DATA EXTRACT:
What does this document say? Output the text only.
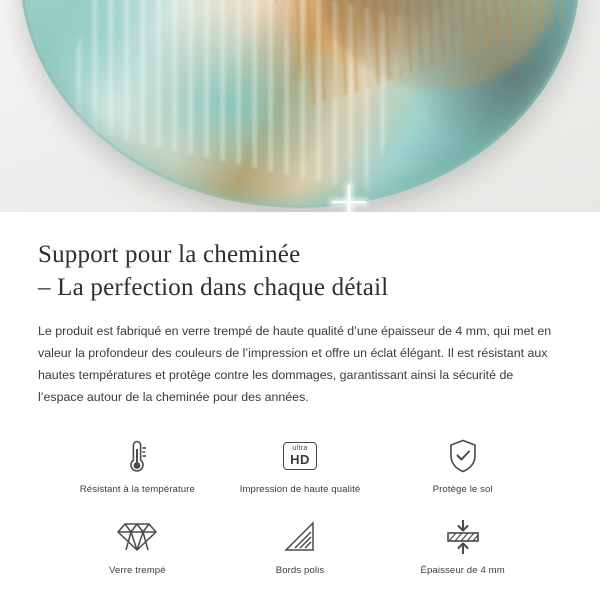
Support pour la cheminée
– La perfection dans chaque détail

Le produit est fabriqué en verre trempé de haute qualité d’une épaisseur de 4 mm, qui met en valeur la profondeur des couleurs de l’impression et offre un éclat élégant. Il est résistant aux hautes températures et protège contre les dommages, garantissant ainsi la sécurité de l’espace autour de la cheminée pour des années.

Résistant à la température
ultra
HD
Impression de haute qualité	Protège le sol
Verre trempé	Bords polis	Épaisseur de 4 mm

INSTRUCTIONS TO FOLLOW:
Return the listing above word for word, with the pictures removed.

RESULT OF THE TASK:
What does this document say? Output the text only.
Support pour la cheminée
– La perfection dans chaque détail

Le produit est fabriqué en verre trempé de haute qualité d’une épaisseur de 4 mm, qui met en valeur la profondeur des couleurs de l’impression et offre un éclat élégant. Il est résistant aux hautes températures et protège contre les dommages, garantissant ainsi la sécurité de l’espace autour de la cheminée pour des années.

Résistant à la température
ultra
HD
Impression de haute qualité	Protège le sol
Verre trempé	Bords polis	Épaisseur de 4 mm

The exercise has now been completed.